### What this task involves
Extract all lines that hold the string "applications".

### Material for this exercise
++++++++++++++++++++
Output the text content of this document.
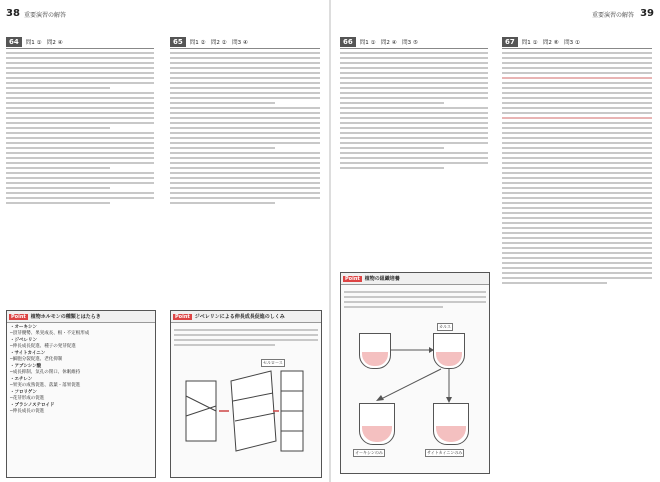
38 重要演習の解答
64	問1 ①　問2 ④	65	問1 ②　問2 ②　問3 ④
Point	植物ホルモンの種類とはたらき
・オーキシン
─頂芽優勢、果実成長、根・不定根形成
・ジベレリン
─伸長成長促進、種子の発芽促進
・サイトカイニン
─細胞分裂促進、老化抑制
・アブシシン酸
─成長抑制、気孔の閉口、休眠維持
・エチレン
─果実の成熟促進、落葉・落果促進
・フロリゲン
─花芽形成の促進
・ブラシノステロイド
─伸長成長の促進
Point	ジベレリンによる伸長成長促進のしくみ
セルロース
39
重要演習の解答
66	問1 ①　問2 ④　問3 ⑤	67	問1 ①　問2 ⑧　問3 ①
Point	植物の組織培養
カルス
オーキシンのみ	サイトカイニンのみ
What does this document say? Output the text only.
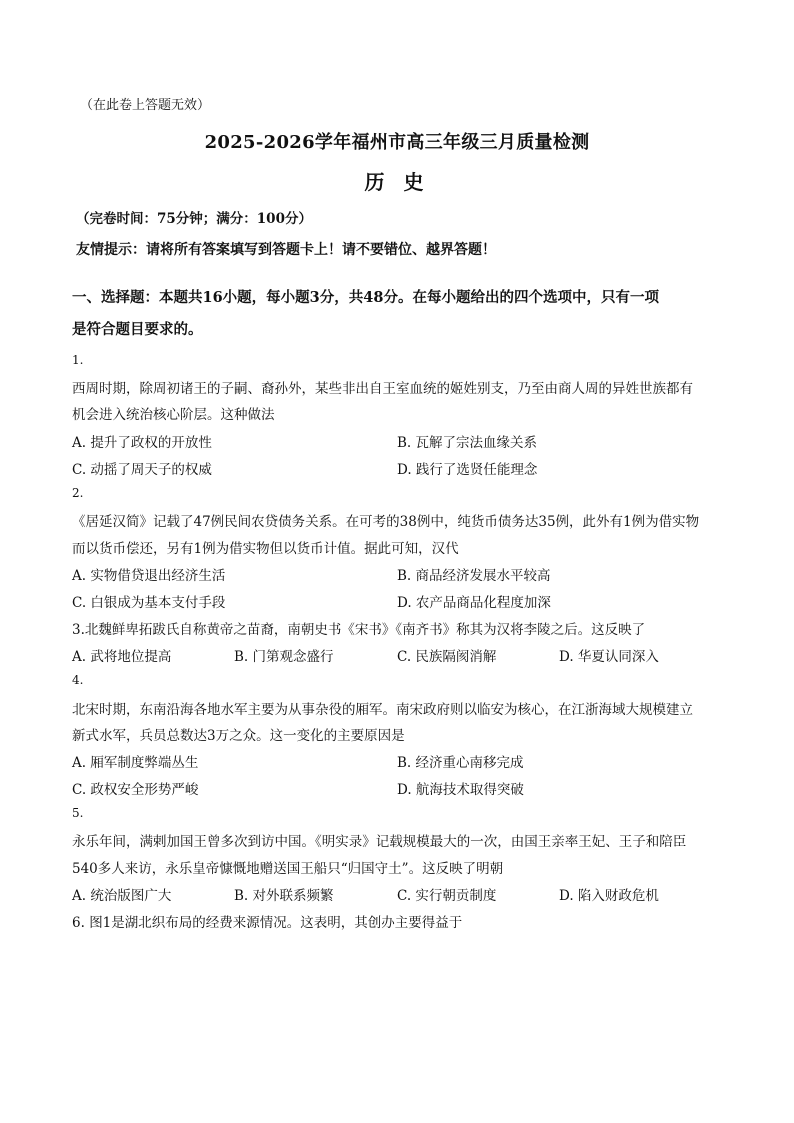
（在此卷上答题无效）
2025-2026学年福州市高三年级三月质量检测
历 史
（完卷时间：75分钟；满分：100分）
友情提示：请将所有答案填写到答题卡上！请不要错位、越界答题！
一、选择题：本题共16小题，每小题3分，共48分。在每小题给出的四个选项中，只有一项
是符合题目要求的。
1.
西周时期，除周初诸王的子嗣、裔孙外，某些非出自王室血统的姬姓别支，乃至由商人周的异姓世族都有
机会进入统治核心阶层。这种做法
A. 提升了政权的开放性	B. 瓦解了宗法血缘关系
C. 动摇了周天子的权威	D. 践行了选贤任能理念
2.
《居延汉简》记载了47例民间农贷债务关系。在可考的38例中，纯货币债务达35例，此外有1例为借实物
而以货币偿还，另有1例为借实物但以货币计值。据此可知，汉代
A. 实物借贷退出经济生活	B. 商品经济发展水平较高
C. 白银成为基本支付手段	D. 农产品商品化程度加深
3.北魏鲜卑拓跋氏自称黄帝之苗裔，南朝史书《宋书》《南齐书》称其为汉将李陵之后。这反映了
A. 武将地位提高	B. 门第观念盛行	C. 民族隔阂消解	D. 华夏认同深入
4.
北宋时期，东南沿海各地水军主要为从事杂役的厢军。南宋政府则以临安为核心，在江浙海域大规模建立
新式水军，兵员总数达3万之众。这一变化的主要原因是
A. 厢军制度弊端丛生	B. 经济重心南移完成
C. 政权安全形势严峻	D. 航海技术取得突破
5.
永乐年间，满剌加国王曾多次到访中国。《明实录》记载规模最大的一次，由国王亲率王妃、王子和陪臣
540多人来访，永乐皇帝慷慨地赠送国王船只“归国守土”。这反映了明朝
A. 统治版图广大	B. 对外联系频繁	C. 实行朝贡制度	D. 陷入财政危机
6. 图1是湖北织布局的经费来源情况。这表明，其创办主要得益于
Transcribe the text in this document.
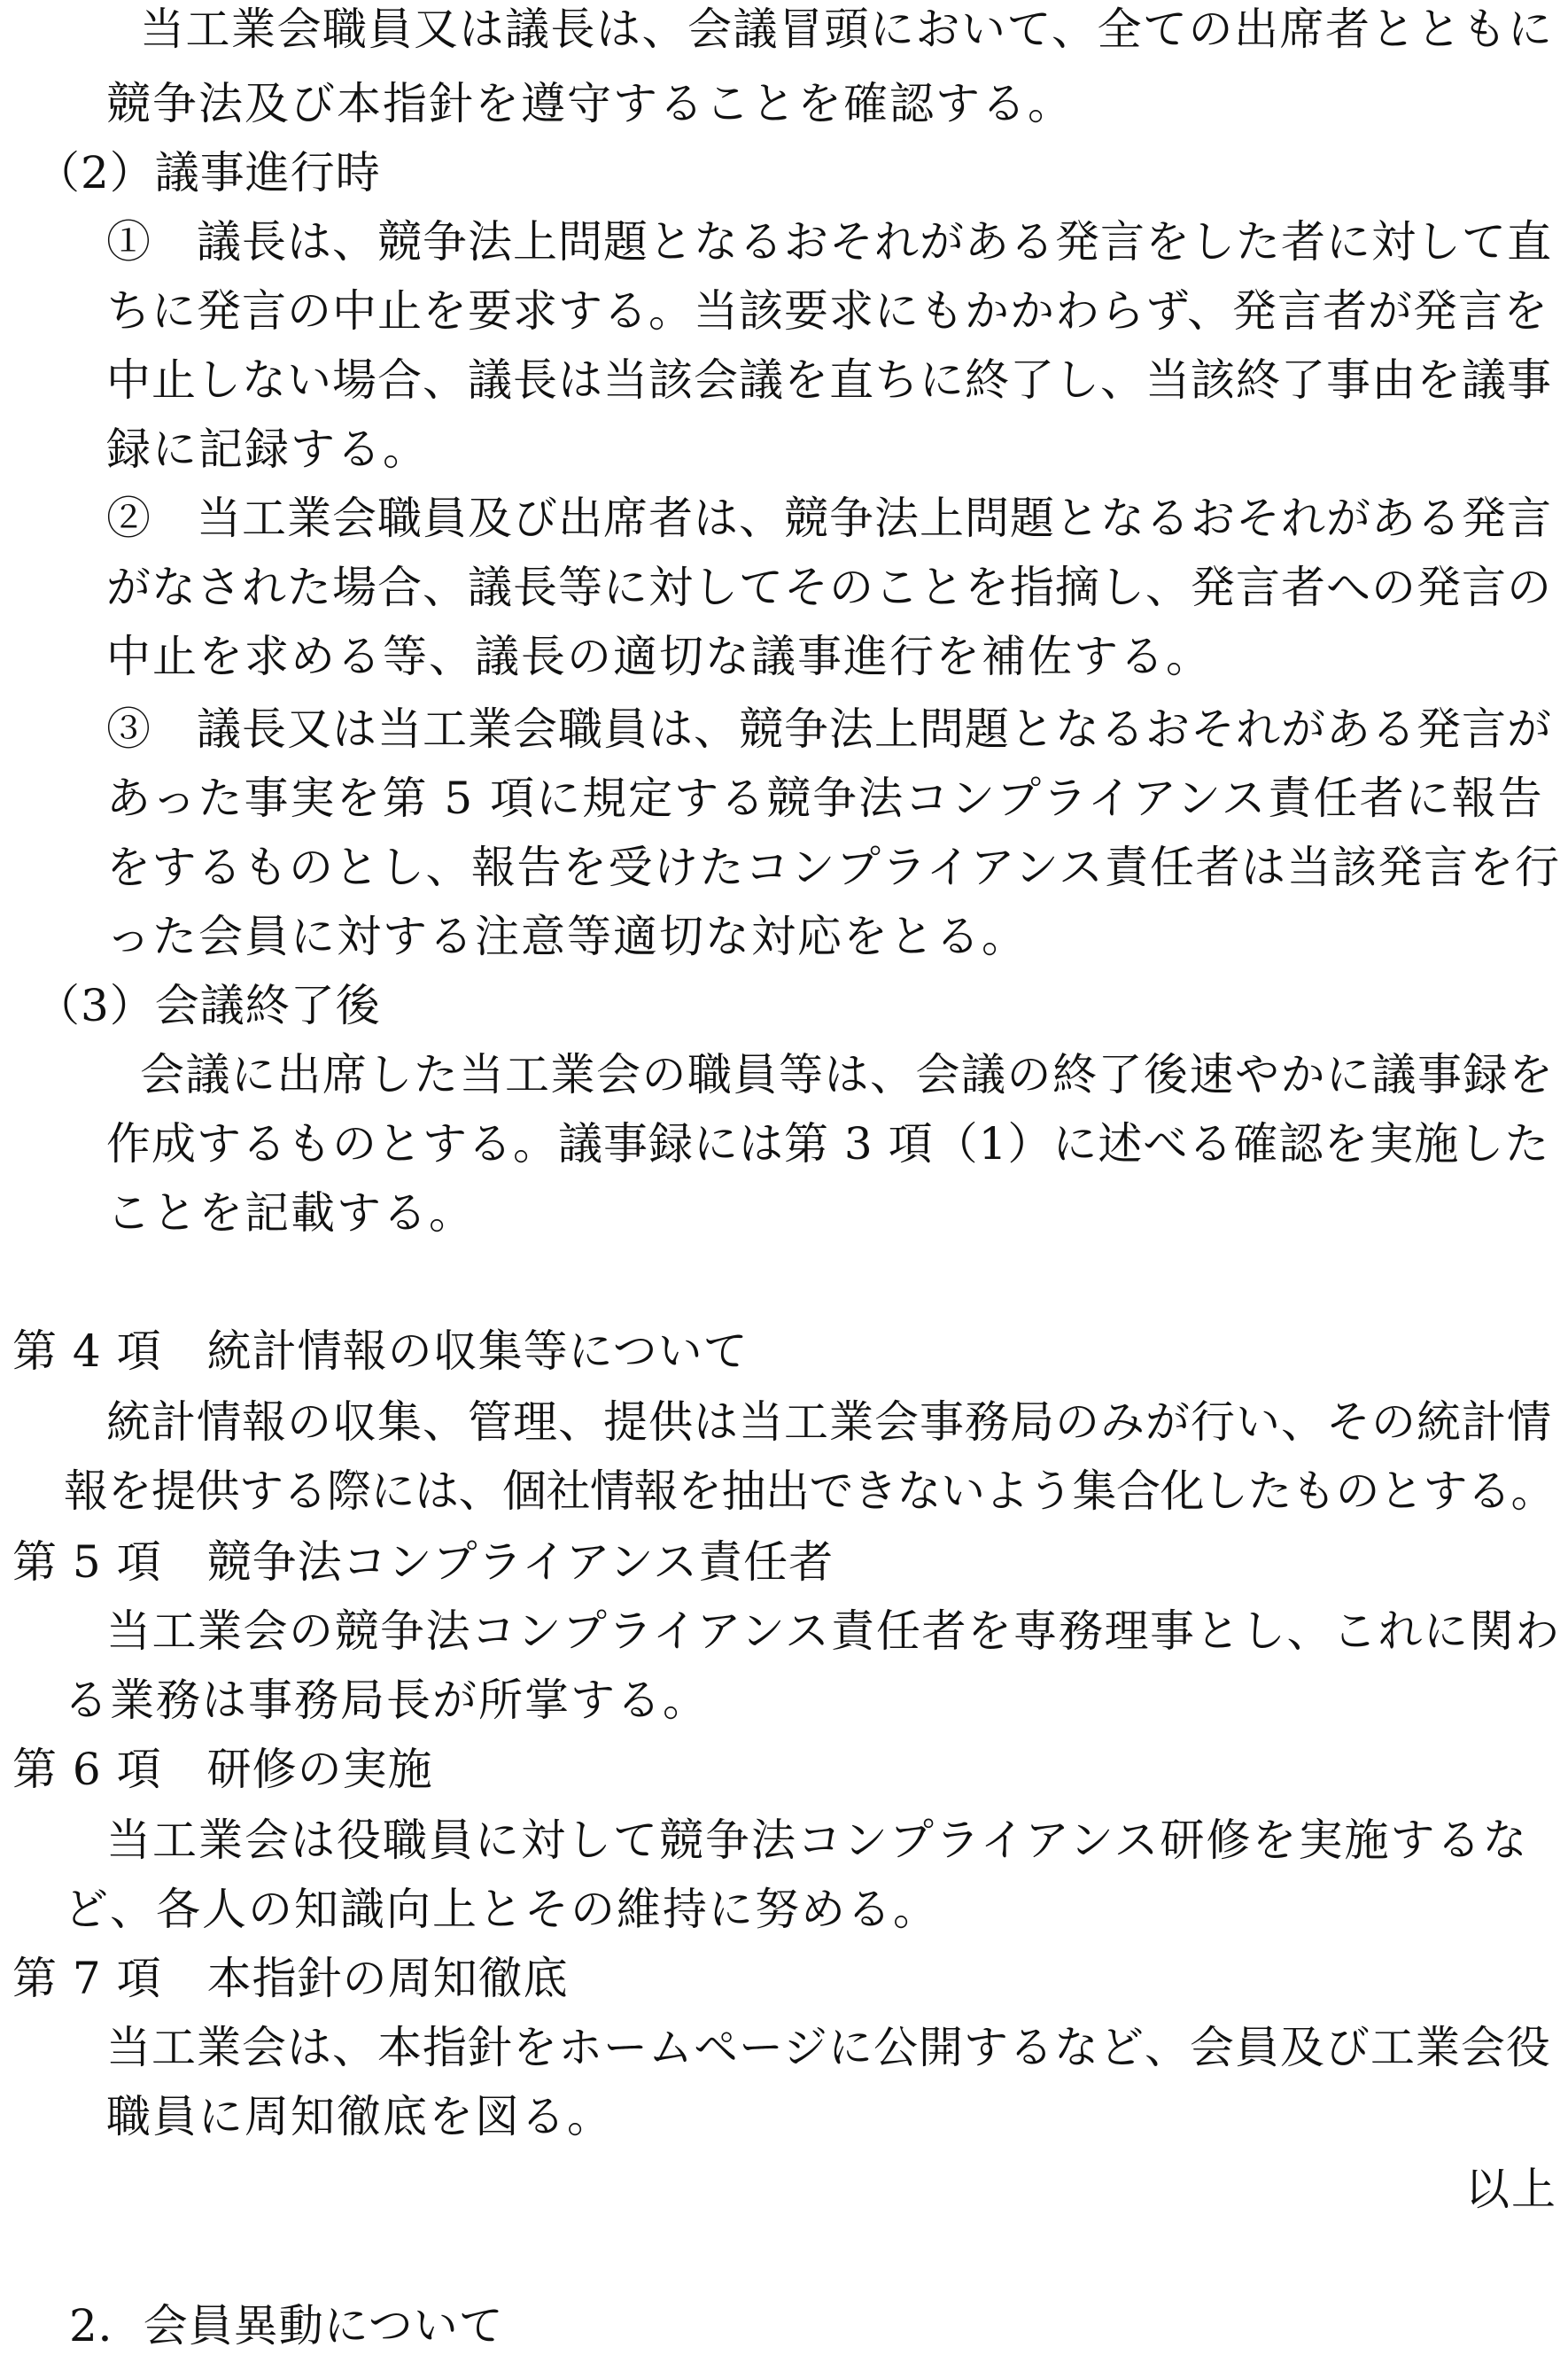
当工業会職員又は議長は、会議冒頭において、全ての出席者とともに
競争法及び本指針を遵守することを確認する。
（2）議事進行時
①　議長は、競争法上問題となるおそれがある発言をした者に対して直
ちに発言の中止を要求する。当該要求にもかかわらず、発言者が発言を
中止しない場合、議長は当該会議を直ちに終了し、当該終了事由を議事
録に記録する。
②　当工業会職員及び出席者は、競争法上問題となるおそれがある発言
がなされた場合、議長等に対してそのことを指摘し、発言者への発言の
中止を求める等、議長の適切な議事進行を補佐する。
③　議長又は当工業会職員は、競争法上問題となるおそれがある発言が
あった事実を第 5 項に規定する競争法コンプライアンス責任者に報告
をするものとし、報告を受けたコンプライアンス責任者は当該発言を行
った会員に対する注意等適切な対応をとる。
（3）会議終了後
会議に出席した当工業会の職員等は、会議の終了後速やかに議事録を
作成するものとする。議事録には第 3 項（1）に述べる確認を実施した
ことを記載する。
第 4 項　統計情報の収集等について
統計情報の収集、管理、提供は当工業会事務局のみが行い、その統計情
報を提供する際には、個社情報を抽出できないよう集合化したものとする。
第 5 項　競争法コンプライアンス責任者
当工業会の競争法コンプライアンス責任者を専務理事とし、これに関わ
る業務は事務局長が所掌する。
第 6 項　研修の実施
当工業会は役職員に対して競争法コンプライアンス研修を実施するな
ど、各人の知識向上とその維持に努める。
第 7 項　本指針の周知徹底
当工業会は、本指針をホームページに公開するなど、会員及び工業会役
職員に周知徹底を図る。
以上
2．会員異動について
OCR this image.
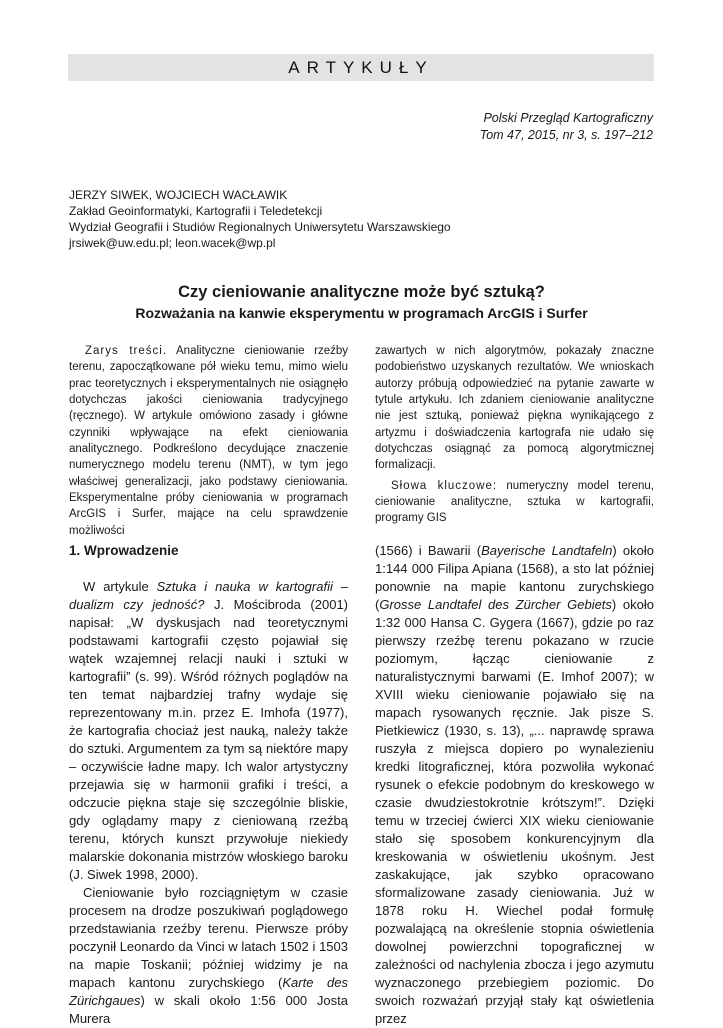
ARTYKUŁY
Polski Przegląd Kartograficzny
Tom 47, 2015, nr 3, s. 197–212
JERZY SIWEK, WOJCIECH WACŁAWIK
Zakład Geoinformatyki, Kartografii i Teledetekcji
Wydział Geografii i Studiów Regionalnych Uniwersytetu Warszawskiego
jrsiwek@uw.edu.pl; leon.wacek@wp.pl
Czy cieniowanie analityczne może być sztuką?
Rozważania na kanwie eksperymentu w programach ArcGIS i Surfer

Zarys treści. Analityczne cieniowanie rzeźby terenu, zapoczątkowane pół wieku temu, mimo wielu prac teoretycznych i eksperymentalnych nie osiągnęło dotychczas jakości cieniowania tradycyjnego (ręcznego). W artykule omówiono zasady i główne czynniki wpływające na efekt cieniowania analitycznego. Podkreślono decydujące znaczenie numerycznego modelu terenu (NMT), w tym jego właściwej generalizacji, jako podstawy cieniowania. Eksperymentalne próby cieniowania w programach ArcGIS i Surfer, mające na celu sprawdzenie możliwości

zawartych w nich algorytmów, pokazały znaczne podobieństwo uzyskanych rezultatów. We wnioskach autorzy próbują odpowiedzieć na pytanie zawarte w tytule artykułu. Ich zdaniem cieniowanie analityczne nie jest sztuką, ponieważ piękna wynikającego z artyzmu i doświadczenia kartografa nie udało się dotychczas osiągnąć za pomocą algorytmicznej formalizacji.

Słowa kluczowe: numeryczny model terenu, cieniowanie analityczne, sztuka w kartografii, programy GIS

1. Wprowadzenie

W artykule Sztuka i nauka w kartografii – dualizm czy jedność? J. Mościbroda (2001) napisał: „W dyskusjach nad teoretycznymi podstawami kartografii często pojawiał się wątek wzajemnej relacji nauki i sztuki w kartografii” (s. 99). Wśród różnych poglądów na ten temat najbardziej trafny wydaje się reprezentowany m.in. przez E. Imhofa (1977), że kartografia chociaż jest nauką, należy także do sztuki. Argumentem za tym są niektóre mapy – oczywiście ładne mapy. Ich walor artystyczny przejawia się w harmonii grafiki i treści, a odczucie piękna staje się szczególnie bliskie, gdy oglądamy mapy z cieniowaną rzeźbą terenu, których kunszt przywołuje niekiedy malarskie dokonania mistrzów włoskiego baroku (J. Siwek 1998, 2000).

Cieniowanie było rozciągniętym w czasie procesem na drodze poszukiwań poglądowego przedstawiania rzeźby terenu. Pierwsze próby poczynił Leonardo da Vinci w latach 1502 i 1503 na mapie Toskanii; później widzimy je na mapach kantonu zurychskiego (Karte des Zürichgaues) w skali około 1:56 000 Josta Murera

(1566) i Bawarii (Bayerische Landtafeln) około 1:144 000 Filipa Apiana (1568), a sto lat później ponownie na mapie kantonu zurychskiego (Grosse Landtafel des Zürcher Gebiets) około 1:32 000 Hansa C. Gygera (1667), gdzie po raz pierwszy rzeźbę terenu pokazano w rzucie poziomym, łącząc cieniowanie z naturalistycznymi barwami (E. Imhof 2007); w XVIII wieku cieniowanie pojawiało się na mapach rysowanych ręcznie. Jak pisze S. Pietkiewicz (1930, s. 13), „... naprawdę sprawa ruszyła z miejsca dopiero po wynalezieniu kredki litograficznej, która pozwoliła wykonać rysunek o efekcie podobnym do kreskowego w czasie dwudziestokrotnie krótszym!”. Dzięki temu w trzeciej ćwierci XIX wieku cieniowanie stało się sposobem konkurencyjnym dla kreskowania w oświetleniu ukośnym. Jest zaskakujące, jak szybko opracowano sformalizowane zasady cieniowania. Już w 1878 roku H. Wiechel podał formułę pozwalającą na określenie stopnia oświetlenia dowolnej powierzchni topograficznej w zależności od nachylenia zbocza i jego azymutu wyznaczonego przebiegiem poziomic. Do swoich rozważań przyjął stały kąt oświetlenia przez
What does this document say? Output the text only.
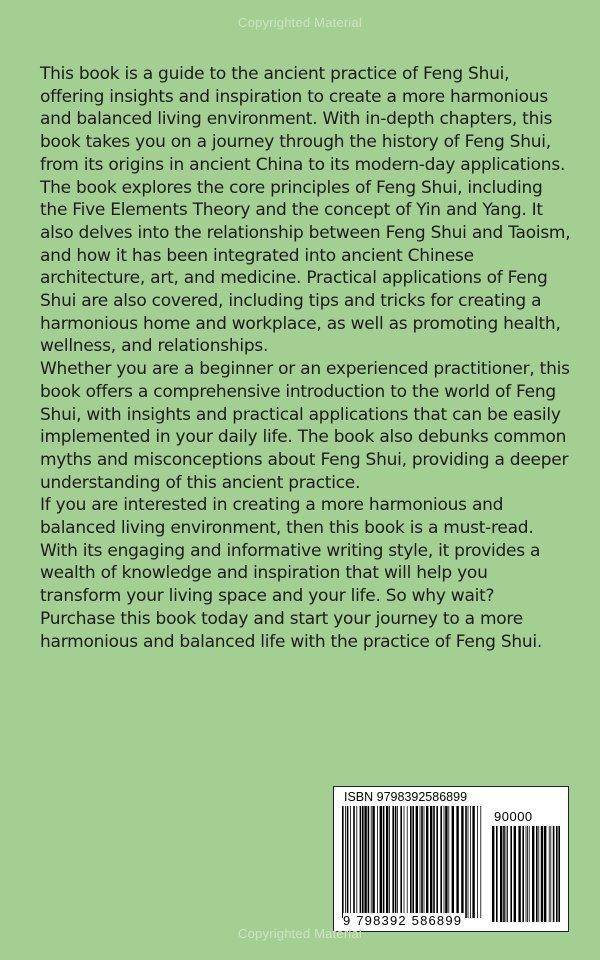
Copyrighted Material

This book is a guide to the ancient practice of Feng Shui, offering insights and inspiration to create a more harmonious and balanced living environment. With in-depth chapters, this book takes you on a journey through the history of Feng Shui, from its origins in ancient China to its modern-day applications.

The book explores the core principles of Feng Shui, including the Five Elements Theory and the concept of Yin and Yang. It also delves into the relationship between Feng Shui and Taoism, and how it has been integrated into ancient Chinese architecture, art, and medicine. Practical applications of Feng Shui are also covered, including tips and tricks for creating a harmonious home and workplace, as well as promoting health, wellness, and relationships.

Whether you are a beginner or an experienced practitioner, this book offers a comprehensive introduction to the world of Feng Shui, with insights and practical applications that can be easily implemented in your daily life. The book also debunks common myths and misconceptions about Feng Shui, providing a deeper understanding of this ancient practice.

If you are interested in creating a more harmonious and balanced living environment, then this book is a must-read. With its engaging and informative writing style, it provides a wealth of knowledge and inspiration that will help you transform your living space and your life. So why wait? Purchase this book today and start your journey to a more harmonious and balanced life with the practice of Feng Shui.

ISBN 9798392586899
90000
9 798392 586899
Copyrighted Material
++++++++++++++++++++
### Worked answer
This book is a guide to the ancient practice of Feng Shui, offering insights and inspiration to create a more harmonious and balanced living environment. With in-depth chapters, this book takes you on a journey through the history of Feng Shui, from its origins in ancient China to its modern-day applications.
The book explores the core principles of Feng Shui, including the Five Elements Theory and the concept of Yin and Yang. It also delves into the relationship between Feng Shui and Taoism, and how it has been integrated into ancient Chinese architecture, art, and medicine. Practical applications of Feng Shui are also covered, including tips and tricks for creating a harmonious home and workplace, as well as promoting health, wellness, and relationships.
Whether you are a beginner or an experienced practitioner, this book offers a comprehensive introduction to the world of Feng Shui, with insights and practical applications that can be easily implemented in your daily life. The book also debunks common myths and misconceptions about Feng Shui, providing a deeper understanding of this ancient practice.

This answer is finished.